***** PROVIDED DATA

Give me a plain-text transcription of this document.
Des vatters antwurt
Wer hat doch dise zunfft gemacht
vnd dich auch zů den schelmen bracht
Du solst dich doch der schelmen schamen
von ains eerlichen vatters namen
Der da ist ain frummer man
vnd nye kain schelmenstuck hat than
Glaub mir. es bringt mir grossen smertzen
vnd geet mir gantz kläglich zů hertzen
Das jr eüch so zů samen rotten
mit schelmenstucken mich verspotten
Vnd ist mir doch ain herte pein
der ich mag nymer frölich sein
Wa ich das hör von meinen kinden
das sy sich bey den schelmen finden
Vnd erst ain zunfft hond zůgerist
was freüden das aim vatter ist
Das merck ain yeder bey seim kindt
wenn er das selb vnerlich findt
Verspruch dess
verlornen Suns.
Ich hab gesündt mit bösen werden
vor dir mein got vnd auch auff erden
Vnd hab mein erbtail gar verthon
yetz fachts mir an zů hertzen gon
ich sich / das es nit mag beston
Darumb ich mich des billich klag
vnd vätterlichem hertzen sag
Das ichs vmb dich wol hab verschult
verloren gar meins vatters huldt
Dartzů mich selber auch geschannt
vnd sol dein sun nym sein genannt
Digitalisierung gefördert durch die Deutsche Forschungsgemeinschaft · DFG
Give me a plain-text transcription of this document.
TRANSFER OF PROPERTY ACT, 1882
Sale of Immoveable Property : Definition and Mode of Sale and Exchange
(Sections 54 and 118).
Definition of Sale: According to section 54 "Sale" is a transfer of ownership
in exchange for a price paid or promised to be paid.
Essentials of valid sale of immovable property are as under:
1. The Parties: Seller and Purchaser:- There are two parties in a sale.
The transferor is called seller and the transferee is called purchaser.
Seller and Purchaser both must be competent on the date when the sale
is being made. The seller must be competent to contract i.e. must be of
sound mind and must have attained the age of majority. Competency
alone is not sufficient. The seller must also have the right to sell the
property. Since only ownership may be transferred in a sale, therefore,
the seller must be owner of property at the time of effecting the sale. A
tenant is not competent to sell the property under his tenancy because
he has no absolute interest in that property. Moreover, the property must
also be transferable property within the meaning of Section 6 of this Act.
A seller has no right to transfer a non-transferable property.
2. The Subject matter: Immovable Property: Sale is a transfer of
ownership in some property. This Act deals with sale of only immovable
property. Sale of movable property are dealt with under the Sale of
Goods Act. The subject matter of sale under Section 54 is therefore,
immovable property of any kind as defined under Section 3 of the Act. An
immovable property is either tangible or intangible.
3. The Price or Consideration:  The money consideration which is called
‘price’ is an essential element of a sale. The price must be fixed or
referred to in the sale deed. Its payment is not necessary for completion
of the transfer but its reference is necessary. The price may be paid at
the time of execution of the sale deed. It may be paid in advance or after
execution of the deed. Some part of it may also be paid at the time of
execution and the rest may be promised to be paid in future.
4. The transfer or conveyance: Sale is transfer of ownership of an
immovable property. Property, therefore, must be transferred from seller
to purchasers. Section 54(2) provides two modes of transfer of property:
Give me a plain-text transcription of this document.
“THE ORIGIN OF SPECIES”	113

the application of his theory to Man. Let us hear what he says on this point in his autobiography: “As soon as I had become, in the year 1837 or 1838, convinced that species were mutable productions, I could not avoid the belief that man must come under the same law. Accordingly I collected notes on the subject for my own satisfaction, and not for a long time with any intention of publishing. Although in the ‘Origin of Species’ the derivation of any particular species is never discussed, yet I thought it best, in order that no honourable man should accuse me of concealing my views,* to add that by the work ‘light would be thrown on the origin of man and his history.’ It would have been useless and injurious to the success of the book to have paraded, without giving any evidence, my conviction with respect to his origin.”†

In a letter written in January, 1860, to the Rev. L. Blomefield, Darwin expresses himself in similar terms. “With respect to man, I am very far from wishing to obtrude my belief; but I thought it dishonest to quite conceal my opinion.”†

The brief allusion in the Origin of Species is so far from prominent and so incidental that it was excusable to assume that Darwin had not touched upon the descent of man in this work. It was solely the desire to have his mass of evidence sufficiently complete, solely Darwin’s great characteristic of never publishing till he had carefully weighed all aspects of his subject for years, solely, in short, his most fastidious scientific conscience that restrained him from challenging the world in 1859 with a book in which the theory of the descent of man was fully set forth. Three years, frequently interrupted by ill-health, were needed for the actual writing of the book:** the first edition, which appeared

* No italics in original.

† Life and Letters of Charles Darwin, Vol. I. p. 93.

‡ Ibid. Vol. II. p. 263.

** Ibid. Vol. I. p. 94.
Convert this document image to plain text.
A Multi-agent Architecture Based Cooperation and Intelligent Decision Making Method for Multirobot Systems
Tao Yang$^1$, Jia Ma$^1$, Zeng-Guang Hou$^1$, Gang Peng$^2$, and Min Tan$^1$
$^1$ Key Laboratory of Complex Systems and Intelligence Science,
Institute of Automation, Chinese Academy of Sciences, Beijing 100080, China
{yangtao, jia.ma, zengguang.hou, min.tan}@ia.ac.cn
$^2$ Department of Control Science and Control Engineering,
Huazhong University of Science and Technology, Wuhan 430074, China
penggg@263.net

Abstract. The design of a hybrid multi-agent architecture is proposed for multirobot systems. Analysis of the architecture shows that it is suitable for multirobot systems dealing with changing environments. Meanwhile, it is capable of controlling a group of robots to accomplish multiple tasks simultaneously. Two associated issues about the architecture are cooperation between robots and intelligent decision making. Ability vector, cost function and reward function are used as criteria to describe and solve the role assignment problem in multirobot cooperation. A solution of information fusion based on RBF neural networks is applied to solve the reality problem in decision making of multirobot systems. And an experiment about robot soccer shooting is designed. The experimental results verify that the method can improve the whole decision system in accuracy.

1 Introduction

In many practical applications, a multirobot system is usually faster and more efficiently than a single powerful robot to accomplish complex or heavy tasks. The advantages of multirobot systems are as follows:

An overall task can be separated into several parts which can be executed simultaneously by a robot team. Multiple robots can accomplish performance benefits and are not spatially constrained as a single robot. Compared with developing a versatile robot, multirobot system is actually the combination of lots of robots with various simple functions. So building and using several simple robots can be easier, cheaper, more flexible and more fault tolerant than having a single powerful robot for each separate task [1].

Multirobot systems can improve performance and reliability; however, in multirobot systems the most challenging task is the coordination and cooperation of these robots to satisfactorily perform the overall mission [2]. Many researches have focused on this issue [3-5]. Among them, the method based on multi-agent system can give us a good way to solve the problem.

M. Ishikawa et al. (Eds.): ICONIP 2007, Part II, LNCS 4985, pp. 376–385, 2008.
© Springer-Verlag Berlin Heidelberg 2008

**********

▶ DO THIS
Go through the listing and copy all of it exactly.

▶ FINAL ANSWER
Give me a plain-text transcription of this document.
Des vatters antwurt
Wer hat doch dise zunfft gemacht
vnd dich auch zů den schelmen bracht
Du solst dich doch der schelmen schamen
von ains eerlichen vatters namen
Der da ist ain frummer man
vnd nye kain schelmenstuck hat than
Glaub mir. es bringt mir grossen smertzen
vnd geet mir gantz kläglich zů hertzen
Das jr eüch so zů samen rotten
mit schelmenstucken mich verspotten
Vnd ist mir doch ain herte pein
der ich mag nymer frölich sein
Wa ich das hör von meinen kinden
das sy sich bey den schelmen finden
Vnd erst ain zunfft hond zůgerist
was freüden das aim vatter ist
Das merck ain yeder bey seim kindt
wenn er das selb vnerlich findt
Verspruch dess
verlornen Suns.
Ich hab gesündt mit bösen werden
vor dir mein got vnd auch auff erden
Vnd hab mein erbtail gar verthon
yetz fachts mir an zů hertzen gon
ich sich / das es nit mag beston
Darumb ich mich des billich klag
vnd vätterlichem hertzen sag
Das ichs vmb dich wol hab verschult
verloren gar meins vatters huldt
Dartzů mich selber auch geschannt
vnd sol dein sun nym sein genannt
Digitalisierung gefördert durch die Deutsche Forschungsgemeinschaft · DFG
Give me a plain-text transcription of this document.
TRANSFER OF PROPERTY ACT, 1882
Sale of Immoveable Property : Definition and Mode of Sale and Exchange
(Sections 54 and 118).
Definition of Sale: According to section 54 "Sale" is a transfer of ownership
in exchange for a price paid or promised to be paid.
Essentials of valid sale of immovable property are as under:
1. The Parties: Seller and Purchaser:- There are two parties in a sale.
The transferor is called seller and the transferee is called purchaser.
Seller and Purchaser both must be competent on the date when the sale
is being made. The seller must be competent to contract i.e. must be of
sound mind and must have attained the age of majority. Competency
alone is not sufficient. The seller must also have the right to sell the
property. Since only ownership may be transferred in a sale, therefore,
the seller must be owner of property at the time of effecting the sale. A
tenant is not competent to sell the property under his tenancy because
he has no absolute interest in that property. Moreover, the property must
also be transferable property within the meaning of Section 6 of this Act.
A seller has no right to transfer a non-transferable property.
2. The Subject matter: Immovable Property: Sale is a transfer of
ownership in some property. This Act deals with sale of only immovable
property. Sale of movable property are dealt with under the Sale of
Goods Act. The subject matter of sale under Section 54 is therefore,
immovable property of any kind as defined under Section 3 of the Act. An
immovable property is either tangible or intangible.
3. The Price or Consideration:  The money consideration which is called
‘price’ is an essential element of a sale. The price must be fixed or
referred to in the sale deed. Its payment is not necessary for completion
of the transfer but its reference is necessary. The price may be paid at
the time of execution of the sale deed. It may be paid in advance or after
execution of the deed. Some part of it may also be paid at the time of
execution and the rest may be promised to be paid in future.
4. The transfer or conveyance: Sale is transfer of ownership of an
immovable property. Property, therefore, must be transferred from seller
to purchasers. Section 54(2) provides two modes of transfer of property:
Give me a plain-text transcription of this document.
“THE ORIGIN OF SPECIES”	113

the application of his theory to Man. Let us hear what he says on this point in his autobiography: “As soon as I had become, in the year 1837 or 1838, convinced that species were mutable productions, I could not avoid the belief that man must come under the same law. Accordingly I collected notes on the subject for my own satisfaction, and not for a long time with any intention of publishing. Although in the ‘Origin of Species’ the derivation of any particular species is never discussed, yet I thought it best, in order that no honourable man should accuse me of concealing my views,* to add that by the work ‘light would be thrown on the origin of man and his history.’ It would have been useless and injurious to the success of the book to have paraded, without giving any evidence, my conviction with respect to his origin.”†

In a letter written in January, 1860, to the Rev. L. Blomefield, Darwin expresses himself in similar terms. “With respect to man, I am very far from wishing to obtrude my belief; but I thought it dishonest to quite conceal my opinion.”†

The brief allusion in the Origin of Species is so far from prominent and so incidental that it was excusable to assume that Darwin had not touched upon the descent of man in this work. It was solely the desire to have his mass of evidence sufficiently complete, solely Darwin’s great characteristic of never publishing till he had carefully weighed all aspects of his subject for years, solely, in short, his most fastidious scientific conscience that restrained him from challenging the world in 1859 with a book in which the theory of the descent of man was fully set forth. Three years, frequently interrupted by ill-health, were needed for the actual writing of the book:** the first edition, which appeared

* No italics in original.

† Life and Letters of Charles Darwin, Vol. I. p. 93.

‡ Ibid. Vol. II. p. 263.

** Ibid. Vol. I. p. 94.
Convert this document image to plain text.
A Multi-agent Architecture Based Cooperation and Intelligent Decision Making Method for Multirobot Systems
Tao Yang$^1$, Jia Ma$^1$, Zeng-Guang Hou$^1$, Gang Peng$^2$, and Min Tan$^1$
$^1$ Key Laboratory of Complex Systems and Intelligence Science,
Institute of Automation, Chinese Academy of Sciences, Beijing 100080, China
{yangtao, jia.ma, zengguang.hou, min.tan}@ia.ac.cn
$^2$ Department of Control Science and Control Engineering,
Huazhong University of Science and Technology, Wuhan 430074, China
penggg@263.net

Abstract. The design of a hybrid multi-agent architecture is proposed for multirobot systems. Analysis of the architecture shows that it is suitable for multirobot systems dealing with changing environments. Meanwhile, it is capable of controlling a group of robots to accomplish multiple tasks simultaneously. Two associated issues about the architecture are cooperation between robots and intelligent decision making. Ability vector, cost function and reward function are used as criteria to describe and solve the role assignment problem in multirobot cooperation. A solution of information fusion based on RBF neural networks is applied to solve the reality problem in decision making of multirobot systems. And an experiment about robot soccer shooting is designed. The experimental results verify that the method can improve the whole decision system in accuracy.

1 Introduction

In many practical applications, a multirobot system is usually faster and more efficiently than a single powerful robot to accomplish complex or heavy tasks. The advantages of multirobot systems are as follows:

An overall task can be separated into several parts which can be executed simultaneously by a robot team. Multiple robots can accomplish performance benefits and are not spatially constrained as a single robot. Compared with developing a versatile robot, multirobot system is actually the combination of lots of robots with various simple functions. So building and using several simple robots can be easier, cheaper, more flexible and more fault tolerant than having a single powerful robot for each separate task [1].

Multirobot systems can improve performance and reliability; however, in multirobot systems the most challenging task is the coordination and cooperation of these robots to satisfactorily perform the overall mission [2]. Many researches have focused on this issue [3-5]. Among them, the method based on multi-agent system can give us a good way to solve the problem.

M. Ishikawa et al. (Eds.): ICONIP 2007, Part II, LNCS 4985, pp. 376–385, 2008.
© Springer-Verlag Berlin Heidelberg 2008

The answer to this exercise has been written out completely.